'''
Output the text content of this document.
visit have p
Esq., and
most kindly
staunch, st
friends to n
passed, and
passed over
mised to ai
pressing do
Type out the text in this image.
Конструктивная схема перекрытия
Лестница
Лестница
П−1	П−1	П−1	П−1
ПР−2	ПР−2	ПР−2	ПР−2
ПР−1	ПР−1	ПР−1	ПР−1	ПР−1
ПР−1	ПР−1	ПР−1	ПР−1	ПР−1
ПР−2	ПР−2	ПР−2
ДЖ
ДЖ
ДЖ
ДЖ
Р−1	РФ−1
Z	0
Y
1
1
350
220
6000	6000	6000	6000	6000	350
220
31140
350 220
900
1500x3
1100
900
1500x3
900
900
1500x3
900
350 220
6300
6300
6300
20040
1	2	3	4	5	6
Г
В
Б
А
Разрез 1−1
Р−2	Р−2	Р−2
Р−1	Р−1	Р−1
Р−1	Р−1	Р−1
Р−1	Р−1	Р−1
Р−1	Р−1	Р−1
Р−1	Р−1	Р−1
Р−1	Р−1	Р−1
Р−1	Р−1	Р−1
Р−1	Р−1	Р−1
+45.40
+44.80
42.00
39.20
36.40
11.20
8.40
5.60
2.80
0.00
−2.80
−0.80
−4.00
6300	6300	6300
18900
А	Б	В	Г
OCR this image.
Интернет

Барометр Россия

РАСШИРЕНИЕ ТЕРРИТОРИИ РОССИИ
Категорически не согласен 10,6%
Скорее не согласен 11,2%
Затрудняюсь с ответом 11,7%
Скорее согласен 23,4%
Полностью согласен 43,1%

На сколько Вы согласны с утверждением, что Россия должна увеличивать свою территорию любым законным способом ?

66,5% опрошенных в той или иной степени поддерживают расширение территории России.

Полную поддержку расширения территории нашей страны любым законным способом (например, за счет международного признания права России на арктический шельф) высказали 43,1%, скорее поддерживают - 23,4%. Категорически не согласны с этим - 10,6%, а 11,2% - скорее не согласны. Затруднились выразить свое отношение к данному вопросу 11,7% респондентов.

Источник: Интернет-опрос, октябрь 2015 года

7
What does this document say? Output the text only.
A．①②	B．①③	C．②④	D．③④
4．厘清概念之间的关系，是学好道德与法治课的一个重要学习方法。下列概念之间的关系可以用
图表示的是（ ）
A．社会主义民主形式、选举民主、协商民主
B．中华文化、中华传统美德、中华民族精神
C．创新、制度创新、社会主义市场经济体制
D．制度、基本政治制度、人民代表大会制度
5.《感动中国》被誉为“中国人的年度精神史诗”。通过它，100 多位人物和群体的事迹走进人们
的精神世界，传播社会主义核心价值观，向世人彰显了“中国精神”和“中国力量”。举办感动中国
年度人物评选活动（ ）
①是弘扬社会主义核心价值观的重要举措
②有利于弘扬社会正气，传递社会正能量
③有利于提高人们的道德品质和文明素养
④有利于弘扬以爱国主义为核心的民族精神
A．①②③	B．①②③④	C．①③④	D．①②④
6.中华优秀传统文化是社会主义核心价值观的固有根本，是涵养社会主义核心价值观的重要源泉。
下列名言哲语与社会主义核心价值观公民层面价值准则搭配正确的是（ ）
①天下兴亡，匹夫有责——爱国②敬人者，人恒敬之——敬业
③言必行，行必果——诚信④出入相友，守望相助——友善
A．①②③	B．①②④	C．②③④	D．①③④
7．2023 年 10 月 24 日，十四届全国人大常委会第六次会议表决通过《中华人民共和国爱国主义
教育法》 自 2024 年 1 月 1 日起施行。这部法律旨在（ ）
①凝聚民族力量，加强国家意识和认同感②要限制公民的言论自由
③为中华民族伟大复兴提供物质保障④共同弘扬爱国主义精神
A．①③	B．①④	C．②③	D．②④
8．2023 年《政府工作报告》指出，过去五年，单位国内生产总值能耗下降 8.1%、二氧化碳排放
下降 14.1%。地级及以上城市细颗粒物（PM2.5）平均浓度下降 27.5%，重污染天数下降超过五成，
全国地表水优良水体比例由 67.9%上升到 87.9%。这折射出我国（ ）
'''
■ **GOAL OF THE EXERCISE**: In the listing above, how many lines hold the word "Интернет"? Give the number and nothing more.

■ **RESULT**: 2